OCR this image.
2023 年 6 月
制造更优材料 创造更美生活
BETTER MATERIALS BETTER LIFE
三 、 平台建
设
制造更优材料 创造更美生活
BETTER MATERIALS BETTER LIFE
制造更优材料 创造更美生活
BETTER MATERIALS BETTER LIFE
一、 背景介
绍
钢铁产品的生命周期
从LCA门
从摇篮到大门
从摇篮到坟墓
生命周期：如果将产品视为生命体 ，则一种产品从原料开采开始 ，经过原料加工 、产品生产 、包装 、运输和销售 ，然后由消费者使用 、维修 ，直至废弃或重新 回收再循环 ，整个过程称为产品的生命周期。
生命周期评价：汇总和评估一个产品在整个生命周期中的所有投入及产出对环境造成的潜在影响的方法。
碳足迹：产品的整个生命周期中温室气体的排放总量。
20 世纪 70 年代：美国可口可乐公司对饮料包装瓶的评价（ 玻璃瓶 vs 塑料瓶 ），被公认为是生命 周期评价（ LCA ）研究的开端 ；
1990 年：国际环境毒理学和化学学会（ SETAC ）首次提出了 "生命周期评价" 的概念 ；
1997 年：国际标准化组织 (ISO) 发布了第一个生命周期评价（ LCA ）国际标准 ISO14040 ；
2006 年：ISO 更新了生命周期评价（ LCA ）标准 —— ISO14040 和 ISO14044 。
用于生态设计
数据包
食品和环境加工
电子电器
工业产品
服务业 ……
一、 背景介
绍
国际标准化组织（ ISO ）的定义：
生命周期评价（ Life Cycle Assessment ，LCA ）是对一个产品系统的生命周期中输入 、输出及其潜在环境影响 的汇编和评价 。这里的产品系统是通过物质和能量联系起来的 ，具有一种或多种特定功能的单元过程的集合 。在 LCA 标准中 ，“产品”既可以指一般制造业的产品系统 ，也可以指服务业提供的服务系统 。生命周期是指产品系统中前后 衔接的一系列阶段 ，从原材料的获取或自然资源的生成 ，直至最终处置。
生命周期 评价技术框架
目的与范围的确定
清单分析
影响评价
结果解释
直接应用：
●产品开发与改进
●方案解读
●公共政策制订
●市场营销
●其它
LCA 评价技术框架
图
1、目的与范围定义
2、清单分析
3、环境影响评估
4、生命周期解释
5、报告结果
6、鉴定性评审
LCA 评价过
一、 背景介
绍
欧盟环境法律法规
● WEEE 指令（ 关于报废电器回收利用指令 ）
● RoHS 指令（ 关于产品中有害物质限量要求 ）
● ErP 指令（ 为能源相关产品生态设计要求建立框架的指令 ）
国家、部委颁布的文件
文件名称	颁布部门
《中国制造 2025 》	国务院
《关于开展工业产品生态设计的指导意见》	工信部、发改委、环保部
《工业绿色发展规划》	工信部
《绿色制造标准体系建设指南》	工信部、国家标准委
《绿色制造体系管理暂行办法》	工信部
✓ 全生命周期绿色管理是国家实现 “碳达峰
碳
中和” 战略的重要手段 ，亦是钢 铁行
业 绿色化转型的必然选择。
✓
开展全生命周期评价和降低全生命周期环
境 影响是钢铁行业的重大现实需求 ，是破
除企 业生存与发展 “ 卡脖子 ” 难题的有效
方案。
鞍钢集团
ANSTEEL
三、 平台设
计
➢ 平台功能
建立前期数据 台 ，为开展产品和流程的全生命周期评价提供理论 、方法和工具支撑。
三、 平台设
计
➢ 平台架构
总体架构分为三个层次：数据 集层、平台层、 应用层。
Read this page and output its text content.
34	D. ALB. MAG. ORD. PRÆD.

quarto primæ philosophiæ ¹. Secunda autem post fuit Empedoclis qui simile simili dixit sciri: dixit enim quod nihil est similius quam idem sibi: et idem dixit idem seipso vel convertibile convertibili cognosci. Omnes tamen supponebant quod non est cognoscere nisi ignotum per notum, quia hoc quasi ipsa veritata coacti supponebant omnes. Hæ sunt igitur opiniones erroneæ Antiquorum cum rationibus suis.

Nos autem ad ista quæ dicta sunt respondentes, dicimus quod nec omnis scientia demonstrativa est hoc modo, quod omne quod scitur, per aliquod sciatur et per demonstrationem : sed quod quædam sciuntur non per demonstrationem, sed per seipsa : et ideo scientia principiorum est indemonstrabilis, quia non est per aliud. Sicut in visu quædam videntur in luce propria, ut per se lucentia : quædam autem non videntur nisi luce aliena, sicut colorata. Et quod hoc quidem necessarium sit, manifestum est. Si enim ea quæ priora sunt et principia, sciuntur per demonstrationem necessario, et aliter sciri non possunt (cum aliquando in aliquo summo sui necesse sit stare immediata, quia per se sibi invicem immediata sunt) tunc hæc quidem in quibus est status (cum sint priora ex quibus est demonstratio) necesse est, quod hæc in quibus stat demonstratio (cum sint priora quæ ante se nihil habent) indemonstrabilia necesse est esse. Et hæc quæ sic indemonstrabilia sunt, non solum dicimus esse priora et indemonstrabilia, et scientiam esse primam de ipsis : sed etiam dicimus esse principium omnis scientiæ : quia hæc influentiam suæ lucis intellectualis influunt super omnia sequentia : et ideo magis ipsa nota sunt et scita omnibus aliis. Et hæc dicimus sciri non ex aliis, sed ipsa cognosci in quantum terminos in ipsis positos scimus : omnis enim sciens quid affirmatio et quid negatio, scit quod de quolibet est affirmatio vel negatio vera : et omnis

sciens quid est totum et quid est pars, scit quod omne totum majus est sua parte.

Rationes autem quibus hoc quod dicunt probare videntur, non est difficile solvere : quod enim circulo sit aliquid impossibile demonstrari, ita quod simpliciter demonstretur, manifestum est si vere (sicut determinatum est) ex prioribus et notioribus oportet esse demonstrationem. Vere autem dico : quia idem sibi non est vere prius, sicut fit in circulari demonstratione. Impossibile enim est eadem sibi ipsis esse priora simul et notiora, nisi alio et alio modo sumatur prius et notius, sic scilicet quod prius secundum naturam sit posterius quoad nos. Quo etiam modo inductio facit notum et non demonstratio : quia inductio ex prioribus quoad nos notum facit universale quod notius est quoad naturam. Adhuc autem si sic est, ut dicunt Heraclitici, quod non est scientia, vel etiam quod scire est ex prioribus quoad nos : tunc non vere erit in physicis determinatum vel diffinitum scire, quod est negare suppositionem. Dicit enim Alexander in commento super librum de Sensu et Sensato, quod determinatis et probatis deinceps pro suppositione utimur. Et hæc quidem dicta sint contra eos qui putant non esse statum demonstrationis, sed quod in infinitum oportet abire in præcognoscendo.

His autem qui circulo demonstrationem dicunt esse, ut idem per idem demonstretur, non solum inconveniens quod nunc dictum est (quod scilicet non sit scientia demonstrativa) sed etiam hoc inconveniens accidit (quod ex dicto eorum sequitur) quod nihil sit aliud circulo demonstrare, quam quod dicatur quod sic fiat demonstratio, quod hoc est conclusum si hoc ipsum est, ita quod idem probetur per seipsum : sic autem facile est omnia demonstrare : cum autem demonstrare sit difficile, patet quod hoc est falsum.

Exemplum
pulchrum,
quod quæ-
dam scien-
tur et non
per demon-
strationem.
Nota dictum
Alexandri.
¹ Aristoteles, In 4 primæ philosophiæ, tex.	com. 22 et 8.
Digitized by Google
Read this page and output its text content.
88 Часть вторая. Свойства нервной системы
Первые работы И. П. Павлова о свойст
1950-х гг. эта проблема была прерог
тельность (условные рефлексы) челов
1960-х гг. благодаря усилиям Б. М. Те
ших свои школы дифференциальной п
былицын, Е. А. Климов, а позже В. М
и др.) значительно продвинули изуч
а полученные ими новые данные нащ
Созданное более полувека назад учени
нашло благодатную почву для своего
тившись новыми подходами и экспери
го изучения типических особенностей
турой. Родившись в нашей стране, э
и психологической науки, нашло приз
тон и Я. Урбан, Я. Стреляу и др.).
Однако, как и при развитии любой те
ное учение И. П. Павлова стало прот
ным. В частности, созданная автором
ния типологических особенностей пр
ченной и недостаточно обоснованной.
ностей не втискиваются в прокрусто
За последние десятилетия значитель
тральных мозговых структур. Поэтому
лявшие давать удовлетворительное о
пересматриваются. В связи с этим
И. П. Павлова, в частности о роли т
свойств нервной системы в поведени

####

Using the entries above, return each line that includes the word "частности".

ным. В частности, созданная автором
И. П. Павлова, в частности о роли т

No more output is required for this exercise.